* Begin Source material *

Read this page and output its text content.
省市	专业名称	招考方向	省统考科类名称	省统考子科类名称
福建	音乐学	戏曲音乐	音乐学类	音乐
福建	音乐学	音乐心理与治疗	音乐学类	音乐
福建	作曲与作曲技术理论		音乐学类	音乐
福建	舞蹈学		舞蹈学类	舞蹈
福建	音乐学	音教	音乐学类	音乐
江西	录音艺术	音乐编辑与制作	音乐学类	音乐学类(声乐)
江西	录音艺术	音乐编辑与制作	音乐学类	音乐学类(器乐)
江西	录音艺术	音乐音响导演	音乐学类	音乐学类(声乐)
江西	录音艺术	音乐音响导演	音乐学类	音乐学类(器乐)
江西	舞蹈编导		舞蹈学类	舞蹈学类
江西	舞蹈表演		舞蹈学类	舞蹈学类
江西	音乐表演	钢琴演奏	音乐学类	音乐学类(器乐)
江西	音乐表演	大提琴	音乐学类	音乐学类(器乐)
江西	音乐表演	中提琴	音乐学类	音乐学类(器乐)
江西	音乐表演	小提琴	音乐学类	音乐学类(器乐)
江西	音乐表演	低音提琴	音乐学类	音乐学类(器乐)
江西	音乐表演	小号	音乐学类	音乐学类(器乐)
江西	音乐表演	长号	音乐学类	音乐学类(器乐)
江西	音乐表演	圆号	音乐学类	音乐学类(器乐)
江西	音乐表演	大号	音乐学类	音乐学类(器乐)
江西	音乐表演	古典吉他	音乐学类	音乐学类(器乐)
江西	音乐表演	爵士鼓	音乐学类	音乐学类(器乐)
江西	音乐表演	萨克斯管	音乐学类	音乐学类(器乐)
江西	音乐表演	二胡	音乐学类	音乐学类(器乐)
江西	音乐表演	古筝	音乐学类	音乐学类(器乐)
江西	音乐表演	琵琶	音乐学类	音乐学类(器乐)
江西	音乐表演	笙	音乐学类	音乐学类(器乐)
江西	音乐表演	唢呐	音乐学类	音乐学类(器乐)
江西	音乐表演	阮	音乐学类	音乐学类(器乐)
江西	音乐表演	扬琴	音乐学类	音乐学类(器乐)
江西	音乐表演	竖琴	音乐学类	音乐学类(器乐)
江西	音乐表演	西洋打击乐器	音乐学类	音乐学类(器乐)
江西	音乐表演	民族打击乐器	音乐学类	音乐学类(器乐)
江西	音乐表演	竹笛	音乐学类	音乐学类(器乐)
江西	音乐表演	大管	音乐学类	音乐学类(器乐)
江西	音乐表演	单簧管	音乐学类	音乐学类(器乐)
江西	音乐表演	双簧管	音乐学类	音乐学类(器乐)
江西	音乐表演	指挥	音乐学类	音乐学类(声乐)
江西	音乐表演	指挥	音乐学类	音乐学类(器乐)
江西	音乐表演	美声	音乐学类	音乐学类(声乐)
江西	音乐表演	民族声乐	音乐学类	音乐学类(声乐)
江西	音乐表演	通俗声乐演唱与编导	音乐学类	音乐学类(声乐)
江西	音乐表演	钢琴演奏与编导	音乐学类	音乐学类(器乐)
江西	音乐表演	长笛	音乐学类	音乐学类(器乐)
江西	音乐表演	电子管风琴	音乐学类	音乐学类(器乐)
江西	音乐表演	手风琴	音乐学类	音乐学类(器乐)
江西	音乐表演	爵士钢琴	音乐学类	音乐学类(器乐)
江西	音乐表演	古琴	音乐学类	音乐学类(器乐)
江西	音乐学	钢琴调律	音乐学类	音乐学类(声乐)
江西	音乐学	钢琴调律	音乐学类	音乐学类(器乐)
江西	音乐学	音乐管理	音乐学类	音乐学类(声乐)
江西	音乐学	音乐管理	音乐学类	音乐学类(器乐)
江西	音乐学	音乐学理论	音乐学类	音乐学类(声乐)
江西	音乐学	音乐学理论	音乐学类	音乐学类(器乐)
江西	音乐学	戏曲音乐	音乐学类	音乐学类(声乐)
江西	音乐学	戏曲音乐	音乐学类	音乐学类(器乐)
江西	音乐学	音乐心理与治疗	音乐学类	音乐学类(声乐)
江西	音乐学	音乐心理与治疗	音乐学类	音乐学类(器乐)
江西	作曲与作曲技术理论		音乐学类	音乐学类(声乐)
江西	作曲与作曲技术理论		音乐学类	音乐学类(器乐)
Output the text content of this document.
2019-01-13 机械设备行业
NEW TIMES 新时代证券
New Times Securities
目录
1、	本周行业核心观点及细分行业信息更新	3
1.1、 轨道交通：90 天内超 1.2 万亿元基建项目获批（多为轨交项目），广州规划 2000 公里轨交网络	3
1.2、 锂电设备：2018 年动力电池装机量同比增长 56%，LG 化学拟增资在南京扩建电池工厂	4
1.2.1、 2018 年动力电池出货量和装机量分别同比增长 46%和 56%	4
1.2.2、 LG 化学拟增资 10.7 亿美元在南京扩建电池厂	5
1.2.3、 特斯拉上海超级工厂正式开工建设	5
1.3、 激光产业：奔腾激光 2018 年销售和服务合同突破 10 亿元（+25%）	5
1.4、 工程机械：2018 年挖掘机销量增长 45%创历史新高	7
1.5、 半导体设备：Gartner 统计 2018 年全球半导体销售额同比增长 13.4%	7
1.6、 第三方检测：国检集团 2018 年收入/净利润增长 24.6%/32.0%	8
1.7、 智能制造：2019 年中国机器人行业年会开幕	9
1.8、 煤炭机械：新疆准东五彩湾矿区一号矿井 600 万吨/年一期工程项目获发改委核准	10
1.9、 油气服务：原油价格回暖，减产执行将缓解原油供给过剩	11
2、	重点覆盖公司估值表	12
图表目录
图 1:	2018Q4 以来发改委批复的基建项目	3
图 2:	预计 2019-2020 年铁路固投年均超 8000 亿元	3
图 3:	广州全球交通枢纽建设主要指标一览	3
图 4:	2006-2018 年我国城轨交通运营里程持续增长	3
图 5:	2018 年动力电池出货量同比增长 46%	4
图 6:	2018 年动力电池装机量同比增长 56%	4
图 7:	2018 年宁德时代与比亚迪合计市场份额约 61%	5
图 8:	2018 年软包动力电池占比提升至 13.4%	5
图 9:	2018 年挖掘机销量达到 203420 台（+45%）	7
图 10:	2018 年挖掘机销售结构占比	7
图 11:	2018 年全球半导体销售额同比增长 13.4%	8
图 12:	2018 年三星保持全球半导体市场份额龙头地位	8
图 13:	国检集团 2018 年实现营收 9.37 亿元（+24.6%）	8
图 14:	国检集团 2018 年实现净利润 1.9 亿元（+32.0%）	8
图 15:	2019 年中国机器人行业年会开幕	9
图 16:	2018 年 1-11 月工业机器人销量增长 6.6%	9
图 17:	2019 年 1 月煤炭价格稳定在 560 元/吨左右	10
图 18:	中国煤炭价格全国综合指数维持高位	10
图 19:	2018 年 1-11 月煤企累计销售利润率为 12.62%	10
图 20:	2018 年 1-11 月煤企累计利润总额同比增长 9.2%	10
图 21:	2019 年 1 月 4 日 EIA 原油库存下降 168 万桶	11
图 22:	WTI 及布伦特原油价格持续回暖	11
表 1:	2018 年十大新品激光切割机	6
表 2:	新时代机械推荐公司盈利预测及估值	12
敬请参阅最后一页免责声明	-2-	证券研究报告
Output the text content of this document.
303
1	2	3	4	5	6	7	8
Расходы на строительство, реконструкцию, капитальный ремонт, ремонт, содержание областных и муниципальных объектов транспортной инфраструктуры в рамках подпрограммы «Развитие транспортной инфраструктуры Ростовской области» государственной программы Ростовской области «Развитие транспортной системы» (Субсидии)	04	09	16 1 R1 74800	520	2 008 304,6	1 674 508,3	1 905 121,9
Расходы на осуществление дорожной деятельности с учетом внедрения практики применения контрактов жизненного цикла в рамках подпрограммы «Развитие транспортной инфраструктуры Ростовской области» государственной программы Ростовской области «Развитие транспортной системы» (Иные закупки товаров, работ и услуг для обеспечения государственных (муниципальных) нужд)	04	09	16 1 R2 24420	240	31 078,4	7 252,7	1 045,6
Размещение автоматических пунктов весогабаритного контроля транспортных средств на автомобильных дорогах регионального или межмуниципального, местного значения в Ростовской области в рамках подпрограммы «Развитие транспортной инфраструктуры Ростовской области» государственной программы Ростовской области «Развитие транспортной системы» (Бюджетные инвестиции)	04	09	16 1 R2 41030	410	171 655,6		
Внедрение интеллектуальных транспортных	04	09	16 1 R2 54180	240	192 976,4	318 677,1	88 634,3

* End Source material *

## What this task involves
Check each line of the entries above, and show every one holding the word "国检集团".

## Output of the exercise
1.6、 第三方检测：国检集团 2018 年收入/净利润增长 24.6%/32.0%	8
图 13:	国检集团 2018 年实现营收 9.37 亿元（+24.6%）	8
图 14:	国检集团 2018 年实现净利润 1.9 亿元（+32.0%）	8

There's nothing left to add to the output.